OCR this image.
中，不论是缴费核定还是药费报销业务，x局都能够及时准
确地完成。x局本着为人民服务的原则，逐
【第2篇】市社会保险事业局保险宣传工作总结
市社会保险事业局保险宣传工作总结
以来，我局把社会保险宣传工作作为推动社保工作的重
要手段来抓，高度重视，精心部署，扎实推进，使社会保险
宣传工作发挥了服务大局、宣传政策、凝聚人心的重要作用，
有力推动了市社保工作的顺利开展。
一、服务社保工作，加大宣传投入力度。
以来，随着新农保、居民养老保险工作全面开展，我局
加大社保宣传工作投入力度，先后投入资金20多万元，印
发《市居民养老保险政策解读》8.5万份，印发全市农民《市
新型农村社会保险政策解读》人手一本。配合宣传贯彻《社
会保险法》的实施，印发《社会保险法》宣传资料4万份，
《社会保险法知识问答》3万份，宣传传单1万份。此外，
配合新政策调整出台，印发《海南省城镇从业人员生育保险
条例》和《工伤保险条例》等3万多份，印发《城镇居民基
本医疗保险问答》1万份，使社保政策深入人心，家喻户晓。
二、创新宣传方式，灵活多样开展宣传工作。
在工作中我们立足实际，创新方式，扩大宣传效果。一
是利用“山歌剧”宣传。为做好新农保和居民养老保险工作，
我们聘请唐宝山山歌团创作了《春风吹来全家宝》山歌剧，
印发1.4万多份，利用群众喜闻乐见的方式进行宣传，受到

----------------------------------------

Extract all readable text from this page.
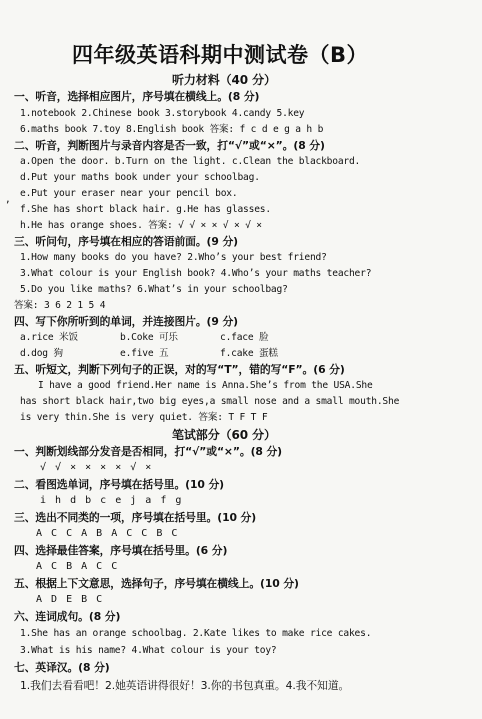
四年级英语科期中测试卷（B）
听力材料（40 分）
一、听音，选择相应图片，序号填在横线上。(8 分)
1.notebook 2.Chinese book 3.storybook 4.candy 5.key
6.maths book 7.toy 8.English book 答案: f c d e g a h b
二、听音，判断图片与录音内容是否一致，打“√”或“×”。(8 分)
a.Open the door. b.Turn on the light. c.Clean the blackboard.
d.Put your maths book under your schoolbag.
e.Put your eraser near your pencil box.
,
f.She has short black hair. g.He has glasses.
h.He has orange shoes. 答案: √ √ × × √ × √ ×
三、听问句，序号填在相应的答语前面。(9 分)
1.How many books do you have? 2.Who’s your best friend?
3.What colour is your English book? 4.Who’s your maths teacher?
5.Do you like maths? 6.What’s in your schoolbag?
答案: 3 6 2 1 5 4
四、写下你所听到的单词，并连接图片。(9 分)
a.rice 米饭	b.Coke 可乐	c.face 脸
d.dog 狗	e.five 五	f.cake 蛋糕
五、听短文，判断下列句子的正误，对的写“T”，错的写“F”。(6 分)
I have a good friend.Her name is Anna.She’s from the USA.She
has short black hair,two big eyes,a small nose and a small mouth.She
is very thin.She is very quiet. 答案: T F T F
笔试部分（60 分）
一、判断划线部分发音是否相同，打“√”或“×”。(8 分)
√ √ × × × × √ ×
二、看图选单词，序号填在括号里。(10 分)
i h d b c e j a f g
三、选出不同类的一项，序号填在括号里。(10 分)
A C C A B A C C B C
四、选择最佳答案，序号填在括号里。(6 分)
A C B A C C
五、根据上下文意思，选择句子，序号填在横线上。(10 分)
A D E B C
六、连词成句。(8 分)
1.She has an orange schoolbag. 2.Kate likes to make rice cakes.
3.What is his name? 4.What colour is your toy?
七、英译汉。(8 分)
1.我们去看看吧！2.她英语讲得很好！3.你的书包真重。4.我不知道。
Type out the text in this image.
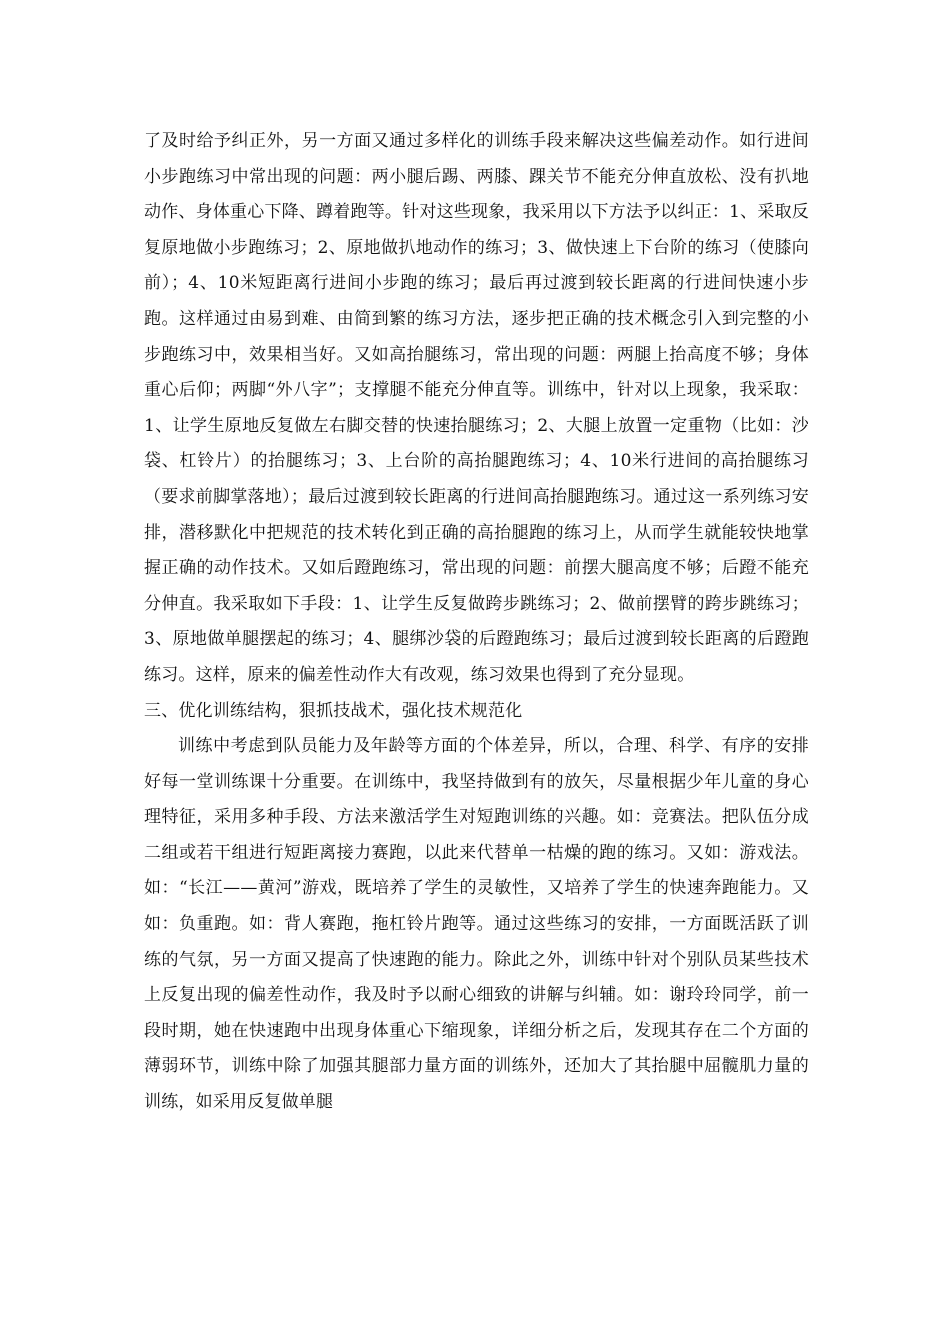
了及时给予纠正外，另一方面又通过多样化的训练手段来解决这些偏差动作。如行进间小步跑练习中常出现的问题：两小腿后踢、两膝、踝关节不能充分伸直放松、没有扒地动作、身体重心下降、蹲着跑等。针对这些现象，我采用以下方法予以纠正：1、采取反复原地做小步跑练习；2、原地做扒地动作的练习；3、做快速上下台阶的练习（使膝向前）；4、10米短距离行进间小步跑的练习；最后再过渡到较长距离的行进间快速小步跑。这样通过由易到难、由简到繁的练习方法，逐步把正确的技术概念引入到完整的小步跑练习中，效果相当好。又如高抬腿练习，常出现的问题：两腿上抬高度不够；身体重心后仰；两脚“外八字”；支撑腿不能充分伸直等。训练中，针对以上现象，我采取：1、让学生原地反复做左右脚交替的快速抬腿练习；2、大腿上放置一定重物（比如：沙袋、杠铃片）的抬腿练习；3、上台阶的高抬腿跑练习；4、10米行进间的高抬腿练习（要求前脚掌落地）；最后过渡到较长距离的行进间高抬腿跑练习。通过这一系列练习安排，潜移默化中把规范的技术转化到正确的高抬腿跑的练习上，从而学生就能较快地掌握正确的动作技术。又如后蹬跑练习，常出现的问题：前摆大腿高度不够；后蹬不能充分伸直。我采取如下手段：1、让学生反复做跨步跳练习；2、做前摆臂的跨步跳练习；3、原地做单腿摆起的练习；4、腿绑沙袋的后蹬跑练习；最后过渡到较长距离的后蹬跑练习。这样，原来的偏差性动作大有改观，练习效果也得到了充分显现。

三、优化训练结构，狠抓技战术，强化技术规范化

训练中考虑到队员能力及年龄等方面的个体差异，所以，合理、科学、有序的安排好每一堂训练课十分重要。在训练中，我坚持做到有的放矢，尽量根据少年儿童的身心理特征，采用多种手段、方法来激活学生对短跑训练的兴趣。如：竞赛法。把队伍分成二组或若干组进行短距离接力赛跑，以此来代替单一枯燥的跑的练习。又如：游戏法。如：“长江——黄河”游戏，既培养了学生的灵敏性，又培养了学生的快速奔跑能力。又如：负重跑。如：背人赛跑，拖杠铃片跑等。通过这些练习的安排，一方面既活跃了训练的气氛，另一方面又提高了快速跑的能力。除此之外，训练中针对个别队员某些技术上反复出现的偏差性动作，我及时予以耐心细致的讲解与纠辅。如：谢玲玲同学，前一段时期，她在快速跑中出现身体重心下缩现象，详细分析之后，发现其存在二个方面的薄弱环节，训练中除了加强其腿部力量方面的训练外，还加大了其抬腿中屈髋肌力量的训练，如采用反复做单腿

----------------------------------------

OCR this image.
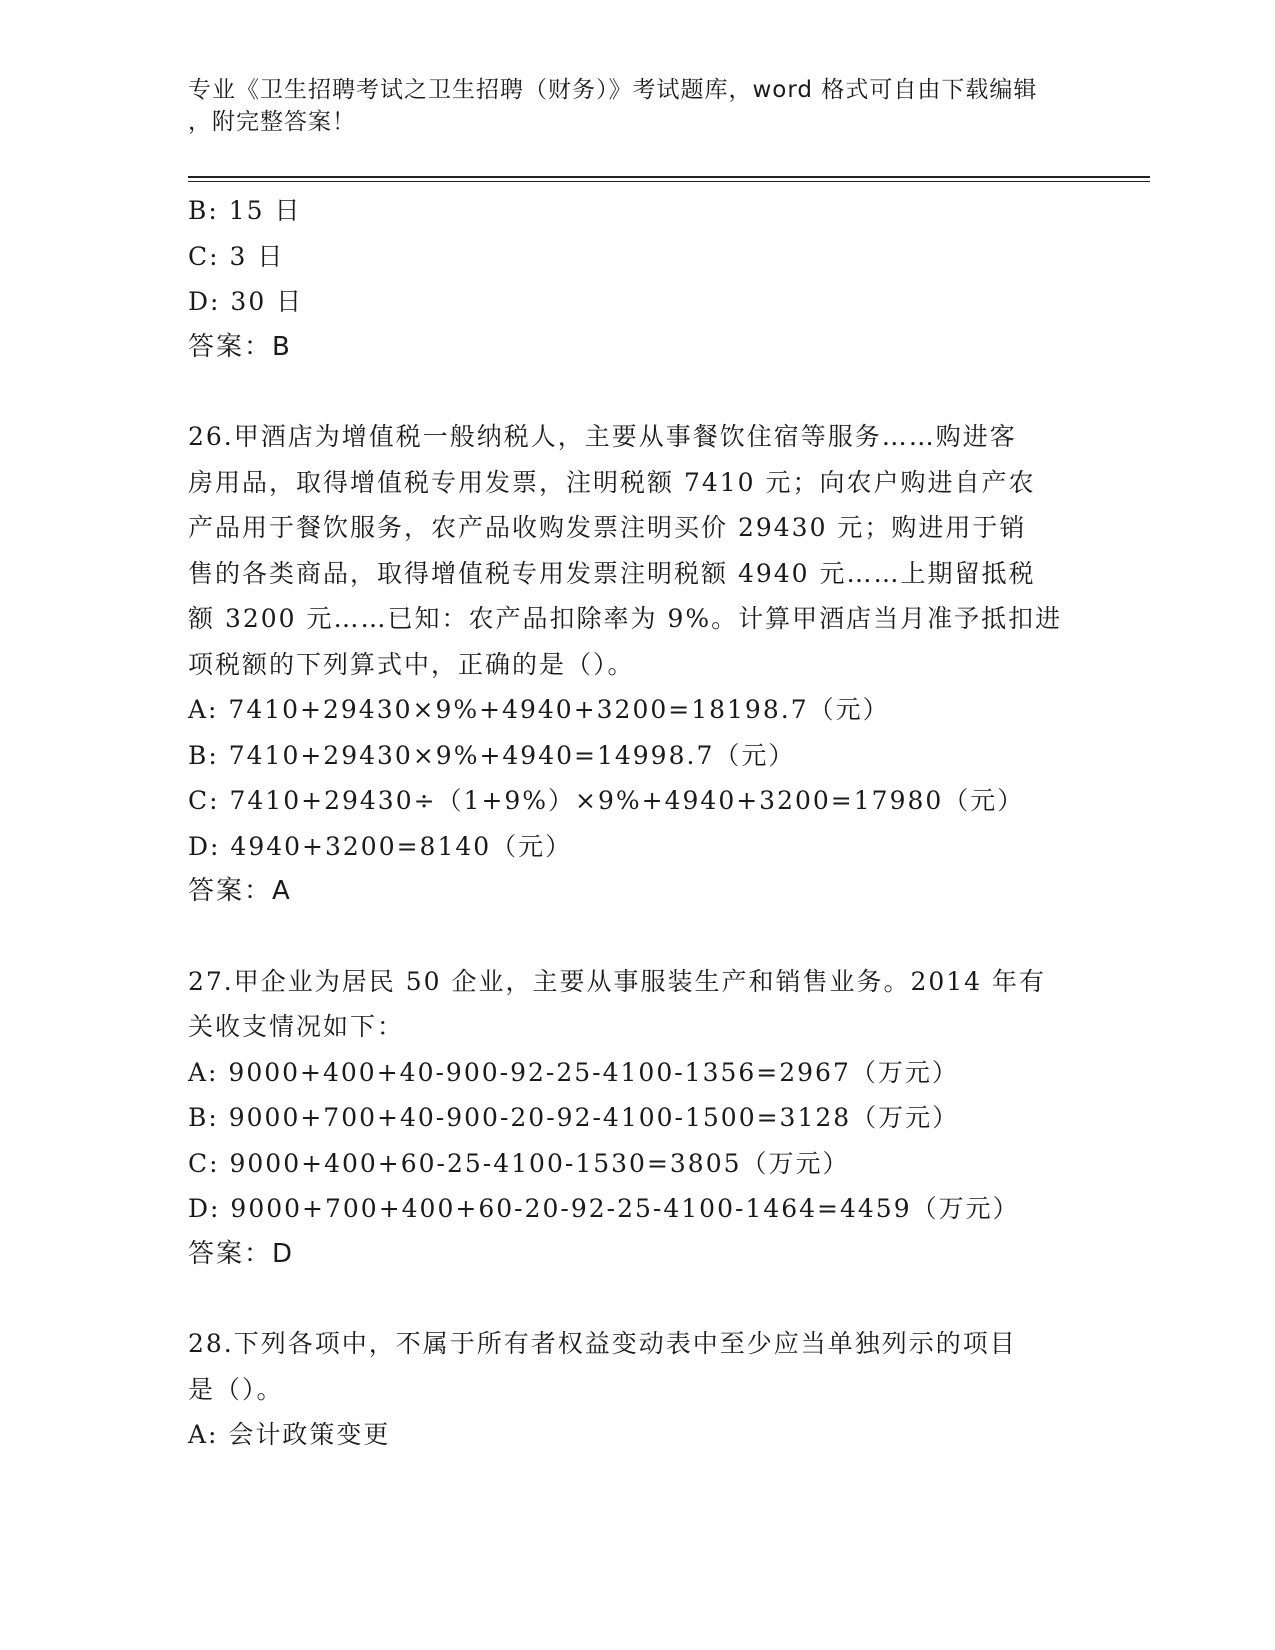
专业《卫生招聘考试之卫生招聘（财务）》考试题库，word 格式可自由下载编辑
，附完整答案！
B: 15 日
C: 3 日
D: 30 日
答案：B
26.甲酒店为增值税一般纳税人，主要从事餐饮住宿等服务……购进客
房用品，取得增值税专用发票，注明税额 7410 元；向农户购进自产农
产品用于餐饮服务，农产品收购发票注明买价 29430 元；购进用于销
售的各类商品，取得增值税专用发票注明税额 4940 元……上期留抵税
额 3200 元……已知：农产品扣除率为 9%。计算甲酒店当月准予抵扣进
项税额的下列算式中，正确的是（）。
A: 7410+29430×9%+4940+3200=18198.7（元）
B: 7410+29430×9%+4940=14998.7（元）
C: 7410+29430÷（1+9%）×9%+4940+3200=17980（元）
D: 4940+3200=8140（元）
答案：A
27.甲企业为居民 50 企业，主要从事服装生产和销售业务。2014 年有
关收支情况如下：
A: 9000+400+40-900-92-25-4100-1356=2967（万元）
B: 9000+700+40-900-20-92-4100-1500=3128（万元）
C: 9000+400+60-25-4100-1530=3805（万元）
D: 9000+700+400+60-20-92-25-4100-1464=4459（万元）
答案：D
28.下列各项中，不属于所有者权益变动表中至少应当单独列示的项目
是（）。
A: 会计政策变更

----------------------------------------

### REQUIRED TASK
Copy, from the material above, each line in which the string "maths" occurs.

### WRITTEN ANSWER
6.maths book 7.toy 8.English book 答案: f c d e g a h b
d.Put your maths book under your schoolbag.
3.What colour is your English book? 4.Who’s your maths teacher?
5.Do you like maths? 6.What’s in your schoolbag?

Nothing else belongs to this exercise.